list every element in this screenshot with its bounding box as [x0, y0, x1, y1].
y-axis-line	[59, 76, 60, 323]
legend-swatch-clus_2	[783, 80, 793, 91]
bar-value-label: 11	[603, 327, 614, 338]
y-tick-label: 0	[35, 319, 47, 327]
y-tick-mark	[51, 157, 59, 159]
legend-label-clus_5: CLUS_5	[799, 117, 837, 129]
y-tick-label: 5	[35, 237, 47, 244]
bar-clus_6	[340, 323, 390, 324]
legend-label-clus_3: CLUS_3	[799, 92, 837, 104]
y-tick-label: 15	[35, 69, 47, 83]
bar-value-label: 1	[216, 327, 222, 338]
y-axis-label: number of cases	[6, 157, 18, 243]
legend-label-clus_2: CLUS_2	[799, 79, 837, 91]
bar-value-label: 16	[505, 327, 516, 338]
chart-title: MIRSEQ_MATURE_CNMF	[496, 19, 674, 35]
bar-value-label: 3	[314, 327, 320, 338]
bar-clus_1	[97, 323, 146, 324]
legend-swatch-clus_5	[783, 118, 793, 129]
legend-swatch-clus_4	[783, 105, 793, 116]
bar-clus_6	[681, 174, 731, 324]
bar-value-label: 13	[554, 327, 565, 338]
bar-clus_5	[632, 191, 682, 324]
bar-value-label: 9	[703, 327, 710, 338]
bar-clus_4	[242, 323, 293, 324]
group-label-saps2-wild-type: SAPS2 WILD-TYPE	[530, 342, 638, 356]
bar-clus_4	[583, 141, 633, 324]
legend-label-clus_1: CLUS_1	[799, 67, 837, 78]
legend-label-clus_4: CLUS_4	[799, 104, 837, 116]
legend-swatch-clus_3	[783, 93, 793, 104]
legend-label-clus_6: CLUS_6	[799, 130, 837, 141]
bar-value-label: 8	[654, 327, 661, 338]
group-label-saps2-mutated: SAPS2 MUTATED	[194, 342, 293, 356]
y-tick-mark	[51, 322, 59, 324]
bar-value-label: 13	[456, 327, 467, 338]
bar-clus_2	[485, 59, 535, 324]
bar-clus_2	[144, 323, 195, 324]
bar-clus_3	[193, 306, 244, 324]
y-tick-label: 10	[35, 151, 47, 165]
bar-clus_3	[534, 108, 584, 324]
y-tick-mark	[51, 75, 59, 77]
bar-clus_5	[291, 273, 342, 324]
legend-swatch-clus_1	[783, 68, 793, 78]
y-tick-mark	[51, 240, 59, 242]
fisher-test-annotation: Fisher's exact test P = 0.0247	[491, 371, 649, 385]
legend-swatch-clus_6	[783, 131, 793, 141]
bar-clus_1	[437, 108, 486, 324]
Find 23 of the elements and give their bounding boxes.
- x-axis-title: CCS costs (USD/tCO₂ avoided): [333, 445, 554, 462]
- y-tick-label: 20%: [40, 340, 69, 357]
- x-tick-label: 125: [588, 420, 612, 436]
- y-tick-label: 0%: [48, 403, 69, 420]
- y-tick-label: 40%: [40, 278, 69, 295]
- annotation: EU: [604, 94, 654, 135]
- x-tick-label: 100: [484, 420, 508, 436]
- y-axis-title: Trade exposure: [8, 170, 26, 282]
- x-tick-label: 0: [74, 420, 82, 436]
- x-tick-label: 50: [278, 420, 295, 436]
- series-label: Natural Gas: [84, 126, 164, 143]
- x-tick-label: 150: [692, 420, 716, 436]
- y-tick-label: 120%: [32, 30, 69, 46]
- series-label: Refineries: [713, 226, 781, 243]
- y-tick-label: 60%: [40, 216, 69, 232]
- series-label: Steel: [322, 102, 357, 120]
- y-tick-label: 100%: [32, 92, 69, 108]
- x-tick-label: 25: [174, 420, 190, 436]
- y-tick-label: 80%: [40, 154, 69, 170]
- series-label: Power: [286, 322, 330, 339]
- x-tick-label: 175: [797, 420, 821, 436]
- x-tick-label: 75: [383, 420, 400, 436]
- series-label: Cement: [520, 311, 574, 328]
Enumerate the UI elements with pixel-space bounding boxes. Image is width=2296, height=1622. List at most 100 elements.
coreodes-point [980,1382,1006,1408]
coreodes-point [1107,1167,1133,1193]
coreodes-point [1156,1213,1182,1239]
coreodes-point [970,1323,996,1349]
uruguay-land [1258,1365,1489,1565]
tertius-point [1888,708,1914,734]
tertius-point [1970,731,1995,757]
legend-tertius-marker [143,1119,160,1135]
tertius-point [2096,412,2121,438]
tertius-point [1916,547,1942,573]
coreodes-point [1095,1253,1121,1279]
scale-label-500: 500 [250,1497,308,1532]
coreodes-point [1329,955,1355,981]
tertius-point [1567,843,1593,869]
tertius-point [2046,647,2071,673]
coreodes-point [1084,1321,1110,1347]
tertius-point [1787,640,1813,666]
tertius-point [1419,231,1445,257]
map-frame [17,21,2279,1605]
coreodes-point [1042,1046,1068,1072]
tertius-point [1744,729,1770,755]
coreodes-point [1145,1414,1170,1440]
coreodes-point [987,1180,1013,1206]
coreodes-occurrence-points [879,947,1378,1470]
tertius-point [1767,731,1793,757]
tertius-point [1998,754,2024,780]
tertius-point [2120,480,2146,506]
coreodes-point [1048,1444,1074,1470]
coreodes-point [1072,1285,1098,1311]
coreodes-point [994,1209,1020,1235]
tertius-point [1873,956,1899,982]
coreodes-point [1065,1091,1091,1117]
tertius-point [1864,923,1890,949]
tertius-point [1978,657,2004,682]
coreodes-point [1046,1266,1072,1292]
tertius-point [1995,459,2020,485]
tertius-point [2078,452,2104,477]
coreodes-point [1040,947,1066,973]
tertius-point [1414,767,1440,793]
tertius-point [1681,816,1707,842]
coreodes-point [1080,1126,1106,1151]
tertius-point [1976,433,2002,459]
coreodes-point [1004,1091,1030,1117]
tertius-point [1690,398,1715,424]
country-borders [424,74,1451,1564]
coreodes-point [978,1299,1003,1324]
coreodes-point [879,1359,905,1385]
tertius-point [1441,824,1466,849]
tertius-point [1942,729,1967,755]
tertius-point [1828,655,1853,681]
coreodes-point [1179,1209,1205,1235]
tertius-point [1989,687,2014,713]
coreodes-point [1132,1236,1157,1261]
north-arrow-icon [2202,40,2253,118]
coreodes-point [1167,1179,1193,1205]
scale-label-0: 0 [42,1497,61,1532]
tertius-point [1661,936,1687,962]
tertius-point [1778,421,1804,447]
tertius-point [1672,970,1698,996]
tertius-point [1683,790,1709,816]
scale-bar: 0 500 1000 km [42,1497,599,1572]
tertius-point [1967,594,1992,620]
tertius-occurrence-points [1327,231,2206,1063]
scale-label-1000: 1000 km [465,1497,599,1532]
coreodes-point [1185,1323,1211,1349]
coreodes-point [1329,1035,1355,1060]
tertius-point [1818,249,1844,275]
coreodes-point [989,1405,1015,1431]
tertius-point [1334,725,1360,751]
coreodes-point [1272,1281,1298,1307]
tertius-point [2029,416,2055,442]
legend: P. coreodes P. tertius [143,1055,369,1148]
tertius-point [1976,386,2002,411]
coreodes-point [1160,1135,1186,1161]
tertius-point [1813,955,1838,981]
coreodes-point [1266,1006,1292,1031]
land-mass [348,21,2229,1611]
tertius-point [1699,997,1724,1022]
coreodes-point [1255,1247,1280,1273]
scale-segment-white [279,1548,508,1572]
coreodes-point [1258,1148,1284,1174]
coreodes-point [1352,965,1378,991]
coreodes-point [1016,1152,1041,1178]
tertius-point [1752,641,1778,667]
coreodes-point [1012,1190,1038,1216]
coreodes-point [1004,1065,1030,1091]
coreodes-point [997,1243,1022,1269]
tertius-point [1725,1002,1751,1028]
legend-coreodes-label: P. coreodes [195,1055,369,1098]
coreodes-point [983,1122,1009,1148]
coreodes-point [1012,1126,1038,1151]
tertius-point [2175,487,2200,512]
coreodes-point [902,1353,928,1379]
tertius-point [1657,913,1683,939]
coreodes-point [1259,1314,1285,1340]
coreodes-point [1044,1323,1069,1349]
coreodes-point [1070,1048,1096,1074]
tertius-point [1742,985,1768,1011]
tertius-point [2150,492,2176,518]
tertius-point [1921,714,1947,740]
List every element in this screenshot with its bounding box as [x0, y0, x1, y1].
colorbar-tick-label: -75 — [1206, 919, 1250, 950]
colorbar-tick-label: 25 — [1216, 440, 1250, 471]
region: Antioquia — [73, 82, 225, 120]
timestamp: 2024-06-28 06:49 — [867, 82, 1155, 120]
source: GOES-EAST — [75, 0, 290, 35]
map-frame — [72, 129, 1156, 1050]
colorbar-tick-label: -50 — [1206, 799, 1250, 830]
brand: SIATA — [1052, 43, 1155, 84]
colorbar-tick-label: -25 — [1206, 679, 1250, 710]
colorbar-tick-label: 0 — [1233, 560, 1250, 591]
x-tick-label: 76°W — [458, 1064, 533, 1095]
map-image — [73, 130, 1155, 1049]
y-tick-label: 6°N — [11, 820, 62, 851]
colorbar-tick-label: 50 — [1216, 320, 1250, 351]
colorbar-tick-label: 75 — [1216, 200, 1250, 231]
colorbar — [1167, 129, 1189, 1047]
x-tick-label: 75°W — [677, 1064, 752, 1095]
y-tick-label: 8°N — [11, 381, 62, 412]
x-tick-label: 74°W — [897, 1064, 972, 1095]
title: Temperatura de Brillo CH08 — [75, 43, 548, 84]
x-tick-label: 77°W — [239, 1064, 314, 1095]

==================================================

--- Exercise description ---
Could you recast the items as a numbered list, beginning at the very first line of the items and stopping after the line that contains "59, 535, 324]", with any blank lines left out?

--- Expected answer ---
1. list every element in this screenshot with its bounding box as [x0, y0, x1, y1].
2. y-axis-line	[59, 76, 60, 323]
3. legend-swatch-clus_2	[783, 80, 793, 91]
4. bar-value-label: 11	[603, 327, 614, 338]
5. y-tick-label: 0	[35, 319, 47, 327]
6. y-tick-mark	[51, 157, 59, 159]
7. legend-label-clus_5: CLUS_5	[799, 117, 837, 129]
8. y-tick-label: 5	[35, 237, 47, 244]
9. bar-clus_6	[340, 323, 390, 324]
10. legend-label-clus_3: CLUS_3	[799, 92, 837, 104]
11. y-tick-label: 15	[35, 69, 47, 83]
12. bar-value-label: 1	[216, 327, 222, 338]
13. y-axis-label: number of cases	[6, 157, 18, 243]
14. legend-label-clus_2: CLUS_2	[799, 79, 837, 91]
15. bar-value-label: 16	[505, 327, 516, 338]
16. chart-title: MIRSEQ_MATURE_CNMF	[496, 19, 674, 35]
17. bar-value-label: 3	[314, 327, 320, 338]
18. bar-clus_1	[97, 323, 146, 324]
19. legend-swatch-clus_5	[783, 118, 793, 129]
20. legend-swatch-clus_4	[783, 105, 793, 116]
21. bar-clus_6	[681, 174, 731, 324]
22. bar-value-label: 13	[554, 327, 565, 338]
23. bar-clus_5	[632, 191, 682, 324]
24. bar-value-label: 9	[703, 327, 710, 338]
25. bar-clus_4	[242, 323, 293, 324]
26. group-label-saps2-wild-type: SAPS2 WILD-TYPE	[530, 342, 638, 356]
27. bar-clus_4	[583, 141, 633, 324]
28. legend-label-clus_1: CLUS_1	[799, 67, 837, 78]
29. legend-label-clus_4: CLUS_4	[799, 104, 837, 116]
30. legend-swatch-clus_3	[783, 93, 793, 104]
31. legend-label-clus_6: CLUS_6	[799, 130, 837, 141]
32. bar-value-label: 8	[654, 327, 661, 338]
33. group-label-saps2-mutated: SAPS2 MUTATED	[194, 342, 293, 356]
34. y-tick-mark	[51, 322, 59, 324]
35. bar-value-label: 13	[456, 327, 467, 338]
36. bar-clus_2	[485, 59, 535, 324]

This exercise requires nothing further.